Exercise aim >> Restate the records below word for word, and omit the images they hold.

Material shown >>
* Begin *

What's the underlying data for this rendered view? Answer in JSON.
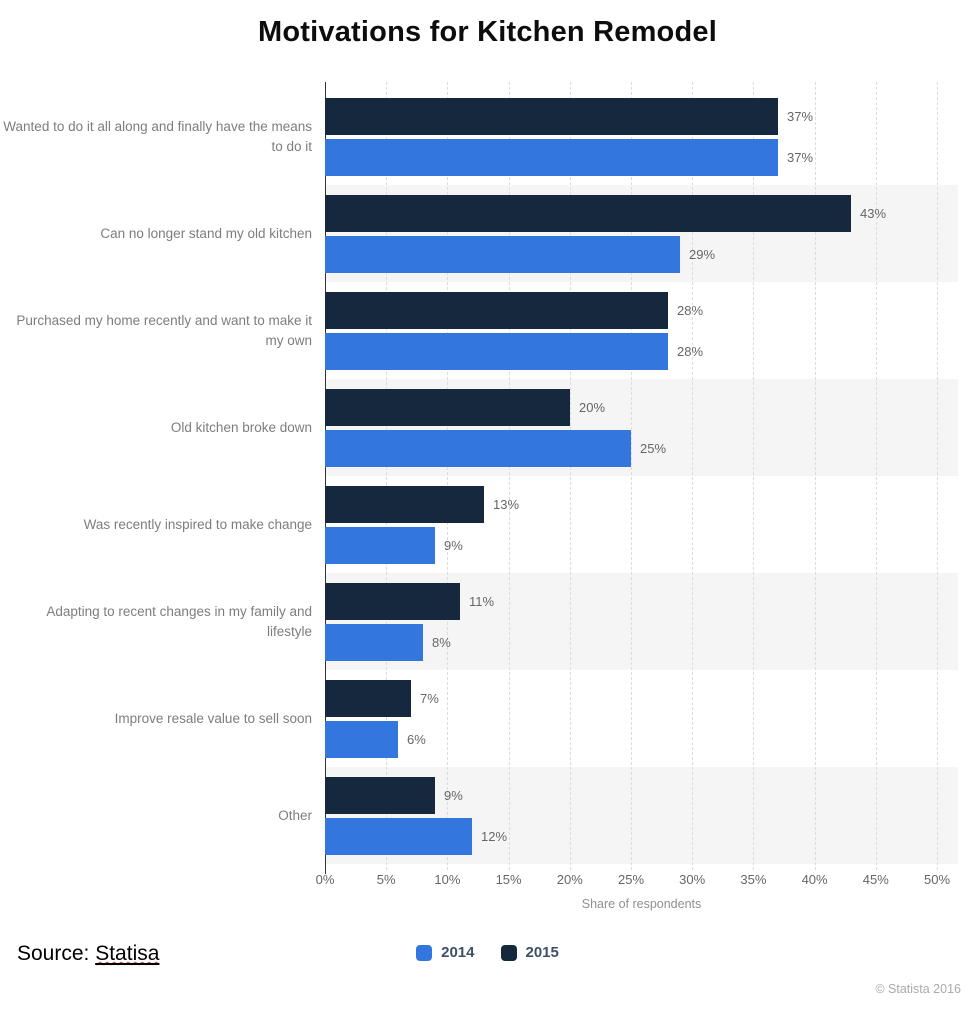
{
  "title": "Motivations for Kitchen Remodel",
  "chart_data": {
    "type": "bar",
    "orientation": "horizontal",
    "title": "Motivations for Kitchen Remodel",
    "categories": [
      "Wanted to do it all along and finally have the means to do it",
      "Can no longer stand my old kitchen",
      "Purchased my home recently and want to make it my own",
      "Old kitchen broke down",
      "Was recently inspired to make change",
      "Adapting to recent changes in my family and lifestyle",
      "Improve resale value to sell soon",
      "Other"
    ],
    "series": [
      {
        "name": "2014",
        "color": "#3377DE",
        "values": [
          37,
          29,
          28,
          25,
          9,
          8,
          6,
          12
        ]
      },
      {
        "name": "2015",
        "color": "#16283D",
        "values": [
          37,
          43,
          28,
          20,
          13,
          11,
          7,
          9
        ]
      }
    ],
    "value_suffix": "%",
    "xlabel": "Share of respondents",
    "xlim": [
      0,
      50
    ],
    "xticks": [
      "0%",
      "5%",
      "10%",
      "15%",
      "20%",
      "25%",
      "30%",
      "35%",
      "40%",
      "45%",
      "50%"
    ],
    "grid": "vertical-dashed",
    "legend_position": "bottom-center",
    "zebra_row_color": "#f5f5f5"
  },
  "source": {
    "prefix": "Source: ",
    "name": "Statisa"
  },
  "footer": {
    "copyright": "© Statista 2016"
  }
}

* End *

Worked answer >>
What's the underlying data for this rendered view? Answer in JSON.
{
  "title": "Motivations for Kitchen Remodel",
  "chart_data": {
    "type": "bar",
    "orientation": "horizontal",
    "title": "Motivations for Kitchen Remodel",
    "categories": [
      "Wanted to do it all along and finally have the means to do it",
      "Can no longer stand my old kitchen",
      "Purchased my home recently and want to make it my own",
      "Old kitchen broke down",
      "Was recently inspired to make change",
      "Adapting to recent changes in my family and lifestyle",
      "Improve resale value to sell soon",
      "Other"
    ],
    "series": [
      {
        "name": "2014",
        "color": "#3377DE",
        "values": [
          37,
          29,
          28,
          25,
          9,
          8,
          6,
          12
        ]
      },
      {
        "name": "2015",
        "color": "#16283D",
        "values": [
          37,
          43,
          28,
          20,
          13,
          11,
          7,
          9
        ]
      }
    ],
    "value_suffix": "%",
    "xlabel": "Share of respondents",
    "xlim": [
      0,
      50
    ],
    "xticks": [
      "0%",
      "5%",
      "10%",
      "15%",
      "20%",
      "25%",
      "30%",
      "35%",
      "40%",
      "45%",
      "50%"
    ],
    "grid": "vertical-dashed",
    "legend_position": "bottom-center",
    "zebra_row_color": "#f5f5f5"
  },
  "source": {
    "prefix": "Source: ",
    "name": "Statisa"
  },
  "footer": {
    "copyright": "© Statista 2016"
  }
}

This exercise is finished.